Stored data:
* Start *
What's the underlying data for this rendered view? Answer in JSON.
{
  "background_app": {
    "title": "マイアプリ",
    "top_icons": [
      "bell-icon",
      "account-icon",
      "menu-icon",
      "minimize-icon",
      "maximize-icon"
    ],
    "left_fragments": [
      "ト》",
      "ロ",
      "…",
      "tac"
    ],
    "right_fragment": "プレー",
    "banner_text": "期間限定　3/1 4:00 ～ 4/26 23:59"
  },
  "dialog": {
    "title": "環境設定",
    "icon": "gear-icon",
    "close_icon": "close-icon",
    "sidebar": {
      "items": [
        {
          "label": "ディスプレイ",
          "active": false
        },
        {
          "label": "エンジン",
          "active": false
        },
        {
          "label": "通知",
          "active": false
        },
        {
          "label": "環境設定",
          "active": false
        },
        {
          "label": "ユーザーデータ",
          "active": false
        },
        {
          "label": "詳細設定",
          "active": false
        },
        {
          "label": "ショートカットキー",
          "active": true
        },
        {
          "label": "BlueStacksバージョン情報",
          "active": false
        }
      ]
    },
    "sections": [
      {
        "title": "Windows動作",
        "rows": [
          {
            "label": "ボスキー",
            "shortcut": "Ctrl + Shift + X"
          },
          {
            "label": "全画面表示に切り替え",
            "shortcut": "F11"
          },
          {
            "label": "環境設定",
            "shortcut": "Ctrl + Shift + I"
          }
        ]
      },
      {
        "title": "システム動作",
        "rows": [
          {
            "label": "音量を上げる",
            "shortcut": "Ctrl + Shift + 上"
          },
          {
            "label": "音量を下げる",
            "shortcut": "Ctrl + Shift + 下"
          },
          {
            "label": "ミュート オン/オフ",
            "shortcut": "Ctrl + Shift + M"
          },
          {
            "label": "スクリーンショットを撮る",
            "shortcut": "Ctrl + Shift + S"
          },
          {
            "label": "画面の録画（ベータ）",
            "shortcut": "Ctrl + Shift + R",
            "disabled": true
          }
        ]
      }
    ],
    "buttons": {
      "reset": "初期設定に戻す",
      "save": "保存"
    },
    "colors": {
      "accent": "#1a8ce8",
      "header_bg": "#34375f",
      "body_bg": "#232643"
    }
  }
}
* End *
▶ [Exercise]:
Each line of the material should be duplicated exactly, please.

▶ [Answer to the problem]:
What's the underlying data for this rendered view? Answer in JSON.
{
  "background_app": {
    "title": "マイアプリ",
    "top_icons": [
      "bell-icon",
      "account-icon",
      "menu-icon",
      "minimize-icon",
      "maximize-icon"
    ],
    "left_fragments": [
      "ト》",
      "ロ",
      "…",
      "tac"
    ],
    "right_fragment": "プレー",
    "banner_text": "期間限定　3/1 4:00 ～ 4/26 23:59"
  },
  "dialog": {
    "title": "環境設定",
    "icon": "gear-icon",
    "close_icon": "close-icon",
    "sidebar": {
      "items": [
        {
          "label": "ディスプレイ",
          "active": false
        },
        {
          "label": "エンジン",
          "active": false
        },
        {
          "label": "通知",
          "active": false
        },
        {
          "label": "環境設定",
          "active": false
        },
        {
          "label": "ユーザーデータ",
          "active": false
        },
        {
          "label": "詳細設定",
          "active": false
        },
        {
          "label": "ショートカットキー",
          "active": true
        },
        {
          "label": "BlueStacksバージョン情報",
          "active": false
        }
      ]
    },
    "sections": [
      {
        "title": "Windows動作",
        "rows": [
          {
            "label": "ボスキー",
            "shortcut": "Ctrl + Shift + X"
          },
          {
            "label": "全画面表示に切り替え",
            "shortcut": "F11"
          },
          {
            "label": "環境設定",
            "shortcut": "Ctrl + Shift + I"
          }
        ]
      },
      {
        "title": "システム動作",
        "rows": [
          {
            "label": "音量を上げる",
            "shortcut": "Ctrl + Shift + 上"
          },
          {
            "label": "音量を下げる",
            "shortcut": "Ctrl + Shift + 下"
          },
          {
            "label": "ミュート オン/オフ",
            "shortcut": "Ctrl + Shift + M"
          },
          {
            "label": "スクリーンショットを撮る",
            "shortcut": "Ctrl + Shift + S"
          },
          {
            "label": "画面の録画（ベータ）",
            "shortcut": "Ctrl + Shift + R",
            "disabled": true
          }
        ]
      }
    ],
    "buttons": {
      "reset": "初期設定に戻す",
      "save": "保存"
    },
    "colors": {
      "accent": "#1a8ce8",
      "header_bg": "#34375f",
      "body_bg": "#232643"
    }
  }
}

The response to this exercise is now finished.